Entries from a dataset:

▶

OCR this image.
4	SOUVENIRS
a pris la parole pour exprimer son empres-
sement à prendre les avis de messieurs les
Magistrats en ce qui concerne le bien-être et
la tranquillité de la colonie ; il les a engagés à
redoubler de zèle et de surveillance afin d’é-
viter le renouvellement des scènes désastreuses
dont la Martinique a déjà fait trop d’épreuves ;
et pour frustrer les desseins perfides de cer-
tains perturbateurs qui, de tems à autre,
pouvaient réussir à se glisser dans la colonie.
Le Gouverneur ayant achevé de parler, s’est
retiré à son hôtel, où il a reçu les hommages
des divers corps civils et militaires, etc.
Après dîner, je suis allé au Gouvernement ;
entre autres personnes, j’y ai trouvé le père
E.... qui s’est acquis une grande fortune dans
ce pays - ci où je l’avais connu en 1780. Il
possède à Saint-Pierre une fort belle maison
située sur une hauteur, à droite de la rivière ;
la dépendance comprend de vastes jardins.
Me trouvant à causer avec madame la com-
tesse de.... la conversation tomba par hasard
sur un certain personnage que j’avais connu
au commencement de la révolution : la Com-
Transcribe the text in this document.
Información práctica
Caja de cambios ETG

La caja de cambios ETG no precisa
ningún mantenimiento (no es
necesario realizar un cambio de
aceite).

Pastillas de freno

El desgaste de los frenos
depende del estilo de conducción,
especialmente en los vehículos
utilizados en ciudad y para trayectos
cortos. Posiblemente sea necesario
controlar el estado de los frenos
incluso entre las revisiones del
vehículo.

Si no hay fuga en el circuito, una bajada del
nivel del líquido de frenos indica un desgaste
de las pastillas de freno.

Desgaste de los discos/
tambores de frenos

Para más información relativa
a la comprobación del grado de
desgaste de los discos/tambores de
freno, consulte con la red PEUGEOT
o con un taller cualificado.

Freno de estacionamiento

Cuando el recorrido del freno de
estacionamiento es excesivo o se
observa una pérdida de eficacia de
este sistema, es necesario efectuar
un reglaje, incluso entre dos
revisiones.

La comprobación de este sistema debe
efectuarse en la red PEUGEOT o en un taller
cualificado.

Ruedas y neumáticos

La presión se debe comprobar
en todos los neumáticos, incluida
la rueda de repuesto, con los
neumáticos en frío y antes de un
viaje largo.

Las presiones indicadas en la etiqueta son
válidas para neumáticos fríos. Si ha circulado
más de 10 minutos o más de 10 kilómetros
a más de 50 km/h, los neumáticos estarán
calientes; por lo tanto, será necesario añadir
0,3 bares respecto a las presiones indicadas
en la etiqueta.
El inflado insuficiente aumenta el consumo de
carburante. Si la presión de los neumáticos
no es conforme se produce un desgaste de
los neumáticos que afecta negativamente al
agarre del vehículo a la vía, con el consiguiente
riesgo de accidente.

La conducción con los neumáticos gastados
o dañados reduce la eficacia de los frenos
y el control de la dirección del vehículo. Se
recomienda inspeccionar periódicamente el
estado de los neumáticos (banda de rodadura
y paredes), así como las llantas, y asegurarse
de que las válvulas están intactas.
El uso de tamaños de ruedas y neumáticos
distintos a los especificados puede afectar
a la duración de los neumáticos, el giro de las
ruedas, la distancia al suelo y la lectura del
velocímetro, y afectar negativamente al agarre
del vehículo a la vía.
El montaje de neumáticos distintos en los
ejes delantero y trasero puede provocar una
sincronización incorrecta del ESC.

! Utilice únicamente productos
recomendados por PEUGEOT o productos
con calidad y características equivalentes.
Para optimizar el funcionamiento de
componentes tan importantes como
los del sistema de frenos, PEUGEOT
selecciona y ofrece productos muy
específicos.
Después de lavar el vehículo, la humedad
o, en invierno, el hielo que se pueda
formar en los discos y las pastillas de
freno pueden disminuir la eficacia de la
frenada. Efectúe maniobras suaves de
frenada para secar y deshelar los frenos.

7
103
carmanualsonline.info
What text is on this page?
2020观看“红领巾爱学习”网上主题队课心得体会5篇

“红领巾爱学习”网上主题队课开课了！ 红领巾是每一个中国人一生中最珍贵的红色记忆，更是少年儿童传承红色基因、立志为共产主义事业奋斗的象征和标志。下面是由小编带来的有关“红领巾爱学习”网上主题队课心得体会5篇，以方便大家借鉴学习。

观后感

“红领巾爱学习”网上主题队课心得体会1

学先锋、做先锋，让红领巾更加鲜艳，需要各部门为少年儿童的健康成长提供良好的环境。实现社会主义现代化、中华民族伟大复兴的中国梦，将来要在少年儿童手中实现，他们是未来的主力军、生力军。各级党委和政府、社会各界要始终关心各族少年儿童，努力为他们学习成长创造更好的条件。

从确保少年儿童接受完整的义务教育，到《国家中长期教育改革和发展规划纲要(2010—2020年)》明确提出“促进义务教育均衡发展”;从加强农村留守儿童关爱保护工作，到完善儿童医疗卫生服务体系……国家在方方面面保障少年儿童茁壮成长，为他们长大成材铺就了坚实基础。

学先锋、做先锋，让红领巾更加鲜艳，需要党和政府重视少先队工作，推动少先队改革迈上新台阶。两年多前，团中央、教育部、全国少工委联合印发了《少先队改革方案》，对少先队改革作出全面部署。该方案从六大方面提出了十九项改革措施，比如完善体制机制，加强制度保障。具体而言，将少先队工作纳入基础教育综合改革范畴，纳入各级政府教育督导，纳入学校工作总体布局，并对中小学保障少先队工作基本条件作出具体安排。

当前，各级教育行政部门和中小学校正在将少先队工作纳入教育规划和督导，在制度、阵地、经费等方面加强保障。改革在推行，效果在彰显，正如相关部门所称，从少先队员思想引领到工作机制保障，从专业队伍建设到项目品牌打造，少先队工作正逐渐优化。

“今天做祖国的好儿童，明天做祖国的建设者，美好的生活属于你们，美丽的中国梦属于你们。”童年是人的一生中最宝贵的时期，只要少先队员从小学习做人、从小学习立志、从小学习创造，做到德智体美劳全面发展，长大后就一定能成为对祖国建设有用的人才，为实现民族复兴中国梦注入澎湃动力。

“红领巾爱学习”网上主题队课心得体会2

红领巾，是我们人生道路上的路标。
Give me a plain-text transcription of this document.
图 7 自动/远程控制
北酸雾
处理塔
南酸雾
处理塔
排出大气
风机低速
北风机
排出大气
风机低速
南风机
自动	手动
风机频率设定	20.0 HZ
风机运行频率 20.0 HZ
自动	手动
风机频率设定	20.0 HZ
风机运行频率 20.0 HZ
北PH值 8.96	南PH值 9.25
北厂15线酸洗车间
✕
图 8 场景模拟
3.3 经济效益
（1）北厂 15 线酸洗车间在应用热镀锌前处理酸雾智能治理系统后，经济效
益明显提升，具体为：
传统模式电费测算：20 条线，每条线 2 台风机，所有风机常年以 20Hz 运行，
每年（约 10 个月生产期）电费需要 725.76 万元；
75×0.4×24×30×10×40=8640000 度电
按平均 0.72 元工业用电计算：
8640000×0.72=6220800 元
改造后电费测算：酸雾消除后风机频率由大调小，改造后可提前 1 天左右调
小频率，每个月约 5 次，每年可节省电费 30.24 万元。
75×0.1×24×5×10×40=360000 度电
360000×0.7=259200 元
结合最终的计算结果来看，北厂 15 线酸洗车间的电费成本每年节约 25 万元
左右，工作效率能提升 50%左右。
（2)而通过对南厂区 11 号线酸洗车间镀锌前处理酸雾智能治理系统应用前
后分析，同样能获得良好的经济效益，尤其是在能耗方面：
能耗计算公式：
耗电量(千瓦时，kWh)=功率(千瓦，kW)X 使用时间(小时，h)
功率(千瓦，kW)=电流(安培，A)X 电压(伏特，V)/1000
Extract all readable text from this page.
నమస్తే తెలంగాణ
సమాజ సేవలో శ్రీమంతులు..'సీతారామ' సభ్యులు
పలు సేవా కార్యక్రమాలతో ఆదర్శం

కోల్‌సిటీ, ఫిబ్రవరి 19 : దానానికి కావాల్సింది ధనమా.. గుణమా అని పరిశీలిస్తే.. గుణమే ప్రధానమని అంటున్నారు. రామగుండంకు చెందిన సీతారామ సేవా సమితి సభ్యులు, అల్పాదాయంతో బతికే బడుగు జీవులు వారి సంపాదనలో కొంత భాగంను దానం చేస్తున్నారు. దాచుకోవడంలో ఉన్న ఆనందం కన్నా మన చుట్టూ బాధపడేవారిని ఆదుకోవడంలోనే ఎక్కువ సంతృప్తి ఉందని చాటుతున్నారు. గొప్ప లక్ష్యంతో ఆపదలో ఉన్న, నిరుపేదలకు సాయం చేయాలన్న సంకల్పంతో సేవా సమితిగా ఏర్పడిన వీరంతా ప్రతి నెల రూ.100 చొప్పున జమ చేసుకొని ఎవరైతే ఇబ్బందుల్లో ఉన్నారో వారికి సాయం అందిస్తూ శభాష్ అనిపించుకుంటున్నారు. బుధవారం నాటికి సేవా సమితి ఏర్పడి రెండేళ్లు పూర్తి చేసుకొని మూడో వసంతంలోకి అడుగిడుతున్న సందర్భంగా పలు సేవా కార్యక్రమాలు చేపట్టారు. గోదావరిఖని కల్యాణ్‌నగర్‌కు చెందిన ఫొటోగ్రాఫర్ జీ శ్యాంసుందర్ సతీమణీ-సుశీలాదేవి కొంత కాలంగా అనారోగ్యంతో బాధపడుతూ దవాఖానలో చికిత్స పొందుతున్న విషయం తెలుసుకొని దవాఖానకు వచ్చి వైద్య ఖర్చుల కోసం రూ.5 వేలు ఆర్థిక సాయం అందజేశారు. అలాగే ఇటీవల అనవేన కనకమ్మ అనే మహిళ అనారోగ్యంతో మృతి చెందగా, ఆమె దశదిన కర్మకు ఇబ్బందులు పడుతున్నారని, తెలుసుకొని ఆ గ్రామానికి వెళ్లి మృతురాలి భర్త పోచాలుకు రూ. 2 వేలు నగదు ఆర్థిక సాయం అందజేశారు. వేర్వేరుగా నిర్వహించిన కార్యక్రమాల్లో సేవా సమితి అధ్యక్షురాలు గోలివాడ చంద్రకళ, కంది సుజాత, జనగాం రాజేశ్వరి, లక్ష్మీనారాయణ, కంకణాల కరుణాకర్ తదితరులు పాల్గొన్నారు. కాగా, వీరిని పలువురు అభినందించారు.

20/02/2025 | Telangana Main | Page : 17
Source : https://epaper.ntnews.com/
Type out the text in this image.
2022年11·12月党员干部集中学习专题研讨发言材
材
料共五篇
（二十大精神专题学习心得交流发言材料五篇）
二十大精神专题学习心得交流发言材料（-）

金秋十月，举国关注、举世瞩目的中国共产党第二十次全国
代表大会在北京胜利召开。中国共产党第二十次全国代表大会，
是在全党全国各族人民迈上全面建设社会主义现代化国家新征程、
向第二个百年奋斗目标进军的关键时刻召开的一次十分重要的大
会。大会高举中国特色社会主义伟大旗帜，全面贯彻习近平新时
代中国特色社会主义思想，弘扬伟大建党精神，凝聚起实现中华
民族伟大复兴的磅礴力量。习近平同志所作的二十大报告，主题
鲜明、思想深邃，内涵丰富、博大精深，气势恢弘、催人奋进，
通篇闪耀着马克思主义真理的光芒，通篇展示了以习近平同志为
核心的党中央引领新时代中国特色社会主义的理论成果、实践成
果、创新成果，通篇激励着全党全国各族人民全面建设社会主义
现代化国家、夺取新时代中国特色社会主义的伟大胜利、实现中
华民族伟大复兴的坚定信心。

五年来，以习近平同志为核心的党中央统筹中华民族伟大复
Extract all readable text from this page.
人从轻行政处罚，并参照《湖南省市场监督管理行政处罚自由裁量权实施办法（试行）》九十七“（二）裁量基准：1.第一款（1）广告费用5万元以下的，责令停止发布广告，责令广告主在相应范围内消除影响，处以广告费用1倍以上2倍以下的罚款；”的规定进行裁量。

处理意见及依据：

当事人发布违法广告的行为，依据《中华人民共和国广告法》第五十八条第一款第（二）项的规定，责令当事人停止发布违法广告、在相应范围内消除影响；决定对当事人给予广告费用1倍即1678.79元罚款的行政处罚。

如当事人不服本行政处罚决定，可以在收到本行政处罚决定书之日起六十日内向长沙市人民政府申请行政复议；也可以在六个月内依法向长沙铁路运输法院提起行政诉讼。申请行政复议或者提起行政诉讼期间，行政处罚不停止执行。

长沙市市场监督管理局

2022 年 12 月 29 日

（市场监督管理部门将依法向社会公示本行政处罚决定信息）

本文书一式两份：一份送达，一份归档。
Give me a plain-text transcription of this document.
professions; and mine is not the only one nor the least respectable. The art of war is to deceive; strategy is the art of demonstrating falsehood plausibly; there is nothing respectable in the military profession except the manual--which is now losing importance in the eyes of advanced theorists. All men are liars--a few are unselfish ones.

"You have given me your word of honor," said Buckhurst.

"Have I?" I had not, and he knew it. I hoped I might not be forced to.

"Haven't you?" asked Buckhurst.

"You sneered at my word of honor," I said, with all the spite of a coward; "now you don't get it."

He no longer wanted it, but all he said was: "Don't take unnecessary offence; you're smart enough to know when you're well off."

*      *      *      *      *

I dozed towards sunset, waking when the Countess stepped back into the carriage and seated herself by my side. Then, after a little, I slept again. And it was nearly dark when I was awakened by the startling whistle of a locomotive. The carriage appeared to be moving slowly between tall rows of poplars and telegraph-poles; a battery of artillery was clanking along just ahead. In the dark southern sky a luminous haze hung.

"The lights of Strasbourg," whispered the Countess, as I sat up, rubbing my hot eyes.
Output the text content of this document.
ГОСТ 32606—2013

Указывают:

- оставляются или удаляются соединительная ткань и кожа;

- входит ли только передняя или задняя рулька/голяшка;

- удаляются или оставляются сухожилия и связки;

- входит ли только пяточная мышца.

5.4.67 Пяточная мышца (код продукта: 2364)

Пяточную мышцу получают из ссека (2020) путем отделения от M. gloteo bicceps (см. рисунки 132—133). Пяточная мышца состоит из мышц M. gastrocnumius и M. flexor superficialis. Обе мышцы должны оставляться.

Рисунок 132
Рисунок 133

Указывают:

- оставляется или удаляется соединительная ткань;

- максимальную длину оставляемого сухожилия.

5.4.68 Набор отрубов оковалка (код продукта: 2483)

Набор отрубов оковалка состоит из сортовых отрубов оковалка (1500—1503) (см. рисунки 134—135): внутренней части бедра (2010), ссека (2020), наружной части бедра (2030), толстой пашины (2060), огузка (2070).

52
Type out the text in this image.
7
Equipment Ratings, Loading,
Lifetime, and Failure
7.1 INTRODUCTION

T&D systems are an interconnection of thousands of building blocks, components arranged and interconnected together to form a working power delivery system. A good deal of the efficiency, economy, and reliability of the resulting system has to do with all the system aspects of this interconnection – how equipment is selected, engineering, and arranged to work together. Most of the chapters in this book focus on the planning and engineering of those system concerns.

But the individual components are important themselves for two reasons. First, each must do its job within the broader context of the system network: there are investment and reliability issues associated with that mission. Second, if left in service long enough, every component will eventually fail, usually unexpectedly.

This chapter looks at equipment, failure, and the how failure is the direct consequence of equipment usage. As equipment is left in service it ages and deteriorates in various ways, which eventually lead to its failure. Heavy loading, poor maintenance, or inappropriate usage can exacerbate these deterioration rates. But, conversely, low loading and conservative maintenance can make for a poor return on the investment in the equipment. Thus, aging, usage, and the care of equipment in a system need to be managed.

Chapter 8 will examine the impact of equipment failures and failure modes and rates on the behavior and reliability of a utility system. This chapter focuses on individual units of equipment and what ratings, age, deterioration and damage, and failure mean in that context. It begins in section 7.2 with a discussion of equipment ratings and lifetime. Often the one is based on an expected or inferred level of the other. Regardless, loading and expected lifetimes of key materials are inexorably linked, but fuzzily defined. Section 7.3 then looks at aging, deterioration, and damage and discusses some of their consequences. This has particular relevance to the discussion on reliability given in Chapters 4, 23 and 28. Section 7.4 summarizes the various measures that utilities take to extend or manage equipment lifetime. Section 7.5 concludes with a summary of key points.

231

◀

The task:
State how many lines of the listing above hold the word "оковалка", with nothing but the number.

The response:
2